→ Material provided:
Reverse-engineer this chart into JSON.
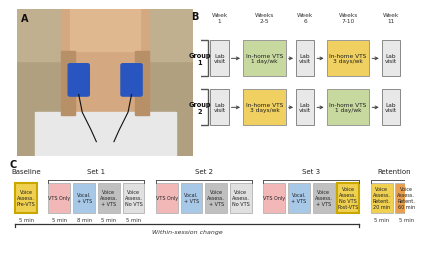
{
  "bg_color": "#ffffff",
  "week_labels": [
    "Week\n1",
    "Weeks\n2-5",
    "Week\n6",
    "Weeks\n7-10",
    "Week\n11"
  ],
  "group1_boxes": [
    {
      "text": "Lab\nvisit",
      "color": "#e8e8e8",
      "border": "#888888",
      "wide": false
    },
    {
      "text": "In-home VTS\n1 day/wk",
      "color": "#c8d9a0",
      "border": "#999999",
      "wide": true
    },
    {
      "text": "Lab\nvisit",
      "color": "#e8e8e8",
      "border": "#888888",
      "wide": false
    },
    {
      "text": "In-home VTS\n3 days/wk",
      "color": "#f0d060",
      "border": "#999999",
      "wide": true
    },
    {
      "text": "Lab\nvisit",
      "color": "#e8e8e8",
      "border": "#888888",
      "wide": false
    }
  ],
  "group2_boxes": [
    {
      "text": "Lab\nvisit",
      "color": "#e8e8e8",
      "border": "#888888",
      "wide": false
    },
    {
      "text": "In-home VTS\n3 days/wk",
      "color": "#f0d060",
      "border": "#999999",
      "wide": true
    },
    {
      "text": "Lab\nvisit",
      "color": "#e8e8e8",
      "border": "#888888",
      "wide": false
    },
    {
      "text": "In-home VTS\n1 day/wk",
      "color": "#c8d9a0",
      "border": "#999999",
      "wide": true
    },
    {
      "text": "Lab\nvisit",
      "color": "#e8e8e8",
      "border": "#888888",
      "wide": false
    }
  ],
  "c_sections": [
    {
      "name": "Baseline",
      "has_bracket": false,
      "boxes": [
        {
          "text": "Voice\nAssess.\nPre-VTS",
          "color": "#f0d050",
          "border": "#c8a800",
          "lw": 1.5
        }
      ]
    },
    {
      "name": "Set 1",
      "has_bracket": true,
      "boxes": [
        {
          "text": "VTS Only",
          "color": "#f2b8b8",
          "border": "#bbbbbb",
          "lw": 0.7
        },
        {
          "text": "Vocal.\n+ VTS",
          "color": "#a8c8e8",
          "border": "#bbbbbb",
          "lw": 0.7
        },
        {
          "text": "Voice\nAssess.\n+ VTS",
          "color": "#c0c0c0",
          "border": "#bbbbbb",
          "lw": 0.7
        },
        {
          "text": "Voice\nAssess.\nNo VTS",
          "color": "#e0e0e0",
          "border": "#bbbbbb",
          "lw": 0.7
        }
      ]
    },
    {
      "name": "Set 2",
      "has_bracket": true,
      "boxes": [
        {
          "text": "VTS Only",
          "color": "#f2b8b8",
          "border": "#bbbbbb",
          "lw": 0.7
        },
        {
          "text": "Vocal.\n+ VTS",
          "color": "#a8c8e8",
          "border": "#bbbbbb",
          "lw": 0.7
        },
        {
          "text": "Voice\nAssess.\n+ VTS",
          "color": "#c0c0c0",
          "border": "#bbbbbb",
          "lw": 0.7
        },
        {
          "text": "Voice\nAssess.\nNo VTS",
          "color": "#e0e0e0",
          "border": "#bbbbbb",
          "lw": 0.7
        }
      ]
    },
    {
      "name": "Set 3",
      "has_bracket": true,
      "boxes": [
        {
          "text": "VTS Only",
          "color": "#f2b8b8",
          "border": "#bbbbbb",
          "lw": 0.7
        },
        {
          "text": "Vocal.\n+ VTS",
          "color": "#a8c8e8",
          "border": "#bbbbbb",
          "lw": 0.7
        },
        {
          "text": "Voice\nAssess.\n+ VTS",
          "color": "#c0c0c0",
          "border": "#bbbbbb",
          "lw": 0.7
        },
        {
          "text": "Voice\nAssess.\nNo VTS\nPost-VTS",
          "color": "#f0d050",
          "border": "#c8a800",
          "lw": 1.5
        }
      ]
    },
    {
      "name": "Retention",
      "has_bracket": true,
      "boxes": [
        {
          "text": "Voice\nAssess.\nRetent.\n20 min",
          "color": "#f0d050",
          "border": "#bbbbbb",
          "lw": 0.7
        },
        {
          "text": "Voice\nAssess.\nRetent.\n60 min",
          "color": "#e8a050",
          "border": "#bbbbbb",
          "lw": 0.7
        }
      ]
    }
  ],
  "within_session_label": "Within-session change"
}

→ Stated task: Report back each line of the entries that holds the string "nRetent".

→ Written solution:
          "text": "Voice\nAssess.\nRetent.\n20 min",
          "text": "Voice\nAssess.\nRetent.\n60 min",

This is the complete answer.